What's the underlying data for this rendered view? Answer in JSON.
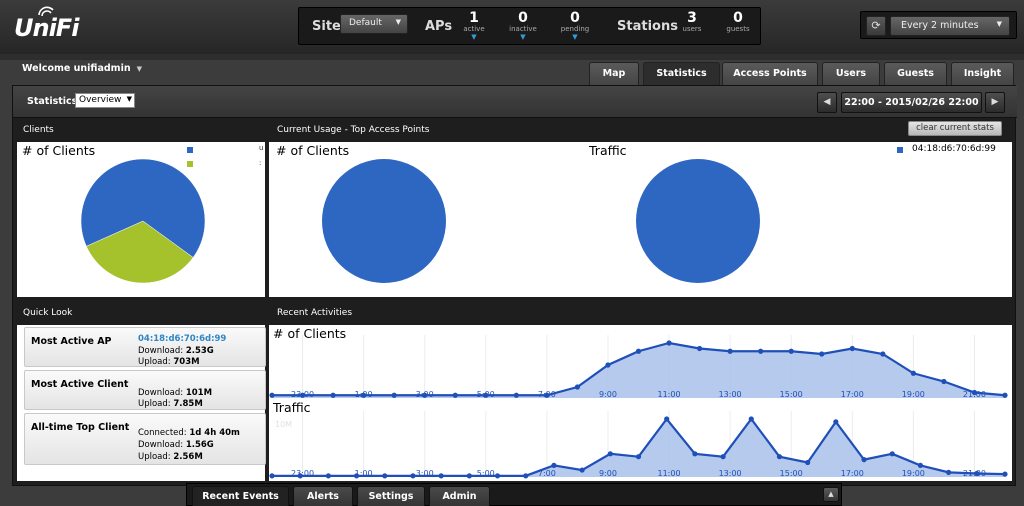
{
  "app": {
    "logo": "UniFi"
  },
  "summary": {
    "site_label": "Site",
    "site_value": "Default",
    "aps_label": "APs",
    "aps": [
      {
        "num": "1",
        "sub": "active"
      },
      {
        "num": "0",
        "sub": "inactive"
      },
      {
        "num": "0",
        "sub": "pending"
      }
    ],
    "stations_label": "Stations",
    "stations": [
      {
        "num": "3",
        "sub": "users"
      },
      {
        "num": "0",
        "sub": "guests"
      }
    ]
  },
  "refresh": {
    "icon": "refresh-icon",
    "value": "Every 2 minutes"
  },
  "welcome": "Welcome unifiadmin",
  "tabs": [
    {
      "label": "Map"
    },
    {
      "label": "Statistics",
      "active": true
    },
    {
      "label": "Access Points"
    },
    {
      "label": "Users"
    },
    {
      "label": "Guests"
    },
    {
      "label": "Insight"
    }
  ],
  "stats": {
    "label": "Statistics",
    "view": "Overview",
    "prev_icon": "chevron-left-icon",
    "next_icon": "chevron-right-icon",
    "daterange": "22:00 - 2015/02/26 22:00"
  },
  "clients_panel": {
    "header": "Clients",
    "title": "# of Clients",
    "legend_partial": "u",
    "pie": [
      {
        "value": 2,
        "color": "#2e67c2"
      },
      {
        "value": 1,
        "color": "#a5c12b"
      }
    ]
  },
  "usage_panel": {
    "header": "Current Usage - Top Access Points",
    "clear_label": "clear current stats",
    "left_title": "# of Clients",
    "right_title": "Traffic",
    "legend": "04:18:d6:70:6d:99",
    "color": "#2e67c2"
  },
  "quicklook": {
    "header": "Quick Look",
    "items": [
      {
        "title": "Most Active AP",
        "ap": "04:18:d6:70:6d:99",
        "lines": [
          {
            "label": "Download:",
            "value": "2.53G"
          },
          {
            "label": "Upload:",
            "value": "703M"
          }
        ]
      },
      {
        "title": "Most Active Client",
        "lines": [
          {
            "label": "Download:",
            "value": "101M"
          },
          {
            "label": "Upload:",
            "value": "7.85M"
          }
        ]
      },
      {
        "title": "All-time Top Client",
        "lines": [
          {
            "label": "Connected:",
            "value": "1d 4h 40m"
          },
          {
            "label": "Download:",
            "value": "1.56G"
          },
          {
            "label": "Upload:",
            "value": "2.56M"
          }
        ]
      }
    ]
  },
  "recent": {
    "header": "Recent Activities",
    "clients_title": "# of Clients",
    "traffic_title": "Traffic",
    "traffic_ytick": "10M"
  },
  "chart_data": [
    {
      "type": "area",
      "title": "# of Clients",
      "x": [
        "22:00",
        "23:00",
        "0:00",
        "1:00",
        "2:00",
        "3:00",
        "4:00",
        "5:00",
        "6:00",
        "7:00",
        "8:00",
        "9:00",
        "10:00",
        "11:00",
        "12:00",
        "13:00",
        "14:00",
        "15:00",
        "16:00",
        "17:00",
        "18:00",
        "19:00",
        "20:00",
        "21:00",
        "22:00"
      ],
      "tick_labels": [
        "23:00",
        "1:00",
        "3:00",
        "5:00",
        "7:00",
        "9:00",
        "11:00",
        "13:00",
        "15:00",
        "17:00",
        "19:00",
        "21:00"
      ],
      "values": [
        0.05,
        0.05,
        0.05,
        0.05,
        0.05,
        0.05,
        0.05,
        0.05,
        0.05,
        0.05,
        0.2,
        0.6,
        0.85,
        1.0,
        0.9,
        0.85,
        0.85,
        0.85,
        0.8,
        0.9,
        0.8,
        0.45,
        0.3,
        0.1,
        0.05
      ],
      "color": "#1f4fb8",
      "fill": "#a9c1ea"
    },
    {
      "type": "area",
      "title": "Traffic",
      "x": [
        "22:00",
        "23:00",
        "0:00",
        "1:00",
        "2:00",
        "3:00",
        "4:00",
        "5:00",
        "6:00",
        "7:00",
        "8:00",
        "9:00",
        "10:00",
        "11:00",
        "12:00",
        "13:00",
        "14:00",
        "15:00",
        "16:00",
        "17:00",
        "18:00",
        "19:00",
        "20:00",
        "21:00",
        "22:00"
      ],
      "tick_labels": [
        "23:00",
        "1:00",
        "3:00",
        "5:00",
        "7:00",
        "9:00",
        "11:00",
        "13:00",
        "15:00",
        "17:00",
        "19:00",
        "21:00"
      ],
      "values": [
        0.02,
        0.02,
        0.02,
        0.02,
        0.02,
        0.02,
        0.02,
        0.02,
        0.02,
        0.02,
        0.2,
        0.12,
        0.4,
        0.35,
        1.0,
        0.4,
        0.35,
        1.0,
        0.35,
        0.25,
        0.95,
        0.3,
        0.4,
        0.2,
        0.08,
        0.06,
        0.05
      ],
      "color": "#1f4fb8",
      "fill": "#a9c1ea"
    }
  ],
  "bottom": {
    "tabs": [
      {
        "label": "Recent Events",
        "active": true
      },
      {
        "label": "Alerts"
      },
      {
        "label": "Settings"
      },
      {
        "label": "Admin"
      }
    ],
    "collapse_icon": "chevron-up-icon"
  }
}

------------------------

WHAT THIS TASK INVOLVES:
Leave the images out and output the remaining material exactly as it stands.

SOLUTION TO THIS EXERCISE:
What's the underlying data for this rendered view? Answer in JSON.
{
  "app": {
    "logo": "UniFi"
  },
  "summary": {
    "site_label": "Site",
    "site_value": "Default",
    "aps_label": "APs",
    "aps": [
      {
        "num": "1",
        "sub": "active"
      },
      {
        "num": "0",
        "sub": "inactive"
      },
      {
        "num": "0",
        "sub": "pending"
      }
    ],
    "stations_label": "Stations",
    "stations": [
      {
        "num": "3",
        "sub": "users"
      },
      {
        "num": "0",
        "sub": "guests"
      }
    ]
  },
  "refresh": {
    "icon": "refresh-icon",
    "value": "Every 2 minutes"
  },
  "welcome": "Welcome unifiadmin",
  "tabs": [
    {
      "label": "Map"
    },
    {
      "label": "Statistics",
      "active": true
    },
    {
      "label": "Access Points"
    },
    {
      "label": "Users"
    },
    {
      "label": "Guests"
    },
    {
      "label": "Insight"
    }
  ],
  "stats": {
    "label": "Statistics",
    "view": "Overview",
    "prev_icon": "chevron-left-icon",
    "next_icon": "chevron-right-icon",
    "daterange": "22:00 - 2015/02/26 22:00"
  },
  "clients_panel": {
    "header": "Clients",
    "title": "# of Clients",
    "legend_partial": "u",
    "pie": [
      {
        "value": 2,
        "color": "#2e67c2"
      },
      {
        "value": 1,
        "color": "#a5c12b"
      }
    ]
  },
  "usage_panel": {
    "header": "Current Usage - Top Access Points",
    "clear_label": "clear current stats",
    "left_title": "# of Clients",
    "right_title": "Traffic",
    "legend": "04:18:d6:70:6d:99",
    "color": "#2e67c2"
  },
  "quicklook": {
    "header": "Quick Look",
    "items": [
      {
        "title": "Most Active AP",
        "ap": "04:18:d6:70:6d:99",
        "lines": [
          {
            "label": "Download:",
            "value": "2.53G"
          },
          {
            "label": "Upload:",
            "value": "703M"
          }
        ]
      },
      {
        "title": "Most Active Client",
        "lines": [
          {
            "label": "Download:",
            "value": "101M"
          },
          {
            "label": "Upload:",
            "value": "7.85M"
          }
        ]
      },
      {
        "title": "All-time Top Client",
        "lines": [
          {
            "label": "Connected:",
            "value": "1d 4h 40m"
          },
          {
            "label": "Download:",
            "value": "1.56G"
          },
          {
            "label": "Upload:",
            "value": "2.56M"
          }
        ]
      }
    ]
  },
  "recent": {
    "header": "Recent Activities",
    "clients_title": "# of Clients",
    "traffic_title": "Traffic",
    "traffic_ytick": "10M"
  },
  "chart_data": [
    {
      "type": "area",
      "title": "# of Clients",
      "x": [
        "22:00",
        "23:00",
        "0:00",
        "1:00",
        "2:00",
        "3:00",
        "4:00",
        "5:00",
        "6:00",
        "7:00",
        "8:00",
        "9:00",
        "10:00",
        "11:00",
        "12:00",
        "13:00",
        "14:00",
        "15:00",
        "16:00",
        "17:00",
        "18:00",
        "19:00",
        "20:00",
        "21:00",
        "22:00"
      ],
      "tick_labels": [
        "23:00",
        "1:00",
        "3:00",
        "5:00",
        "7:00",
        "9:00",
        "11:00",
        "13:00",
        "15:00",
        "17:00",
        "19:00",
        "21:00"
      ],
      "values": [
        0.05,
        0.05,
        0.05,
        0.05,
        0.05,
        0.05,
        0.05,
        0.05,
        0.05,
        0.05,
        0.2,
        0.6,
        0.85,
        1.0,
        0.9,
        0.85,
        0.85,
        0.85,
        0.8,
        0.9,
        0.8,
        0.45,
        0.3,
        0.1,
        0.05
      ],
      "color": "#1f4fb8",
      "fill": "#a9c1ea"
    },
    {
      "type": "area",
      "title": "Traffic",
      "x": [
        "22:00",
        "23:00",
        "0:00",
        "1:00",
        "2:00",
        "3:00",
        "4:00",
        "5:00",
        "6:00",
        "7:00",
        "8:00",
        "9:00",
        "10:00",
        "11:00",
        "12:00",
        "13:00",
        "14:00",
        "15:00",
        "16:00",
        "17:00",
        "18:00",
        "19:00",
        "20:00",
        "21:00",
        "22:00"
      ],
      "tick_labels": [
        "23:00",
        "1:00",
        "3:00",
        "5:00",
        "7:00",
        "9:00",
        "11:00",
        "13:00",
        "15:00",
        "17:00",
        "19:00",
        "21:00"
      ],
      "values": [
        0.02,
        0.02,
        0.02,
        0.02,
        0.02,
        0.02,
        0.02,
        0.02,
        0.02,
        0.02,
        0.2,
        0.12,
        0.4,
        0.35,
        1.0,
        0.4,
        0.35,
        1.0,
        0.35,
        0.25,
        0.95,
        0.3,
        0.4,
        0.2,
        0.08,
        0.06,
        0.05
      ],
      "color": "#1f4fb8",
      "fill": "#a9c1ea"
    }
  ],
  "bottom": {
    "tabs": [
      {
        "label": "Recent Events",
        "active": true
      },
      {
        "label": "Alerts"
      },
      {
        "label": "Settings"
      },
      {
        "label": "Admin"
      }
    ],
    "collapse_icon": "chevron-up-icon"
  }
}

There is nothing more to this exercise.